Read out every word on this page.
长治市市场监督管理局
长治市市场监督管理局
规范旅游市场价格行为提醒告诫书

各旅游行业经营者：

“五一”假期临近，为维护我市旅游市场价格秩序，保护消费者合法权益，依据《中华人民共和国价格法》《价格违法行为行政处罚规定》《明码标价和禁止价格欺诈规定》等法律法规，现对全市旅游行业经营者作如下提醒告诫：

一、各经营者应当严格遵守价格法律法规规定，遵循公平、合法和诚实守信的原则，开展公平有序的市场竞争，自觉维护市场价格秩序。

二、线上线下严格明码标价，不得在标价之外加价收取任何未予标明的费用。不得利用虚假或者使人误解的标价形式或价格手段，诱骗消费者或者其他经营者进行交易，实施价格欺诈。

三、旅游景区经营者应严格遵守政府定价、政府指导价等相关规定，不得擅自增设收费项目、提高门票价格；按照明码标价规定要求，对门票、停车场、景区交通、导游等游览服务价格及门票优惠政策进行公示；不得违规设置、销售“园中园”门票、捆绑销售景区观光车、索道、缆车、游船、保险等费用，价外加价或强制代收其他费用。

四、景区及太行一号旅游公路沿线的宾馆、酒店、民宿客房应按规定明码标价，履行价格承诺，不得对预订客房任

· · · ·

■ What the task asks: Repeat the material word for word, in full.

■ Written response:
Read out every word on this page.
长治市市场监督管理局
长治市市场监督管理局
规范旅游市场价格行为提醒告诫书

各旅游行业经营者：

“五一”假期临近，为维护我市旅游市场价格秩序，保护消费者合法权益，依据《中华人民共和国价格法》《价格违法行为行政处罚规定》《明码标价和禁止价格欺诈规定》等法律法规，现对全市旅游行业经营者作如下提醒告诫：

一、各经营者应当严格遵守价格法律法规规定，遵循公平、合法和诚实守信的原则，开展公平有序的市场竞争，自觉维护市场价格秩序。

二、线上线下严格明码标价，不得在标价之外加价收取任何未予标明的费用。不得利用虚假或者使人误解的标价形式或价格手段，诱骗消费者或者其他经营者进行交易，实施价格欺诈。

三、旅游景区经营者应严格遵守政府定价、政府指导价等相关规定，不得擅自增设收费项目、提高门票价格；按照明码标价规定要求，对门票、停车场、景区交通、导游等游览服务价格及门票优惠政策进行公示；不得违规设置、销售“园中园”门票、捆绑销售景区观光车、索道、缆车、游船、保险等费用，价外加价或强制代收其他费用。

四、景区及太行一号旅游公路沿线的宾馆、酒店、民宿客房应按规定明码标价，履行价格承诺，不得对预订客房任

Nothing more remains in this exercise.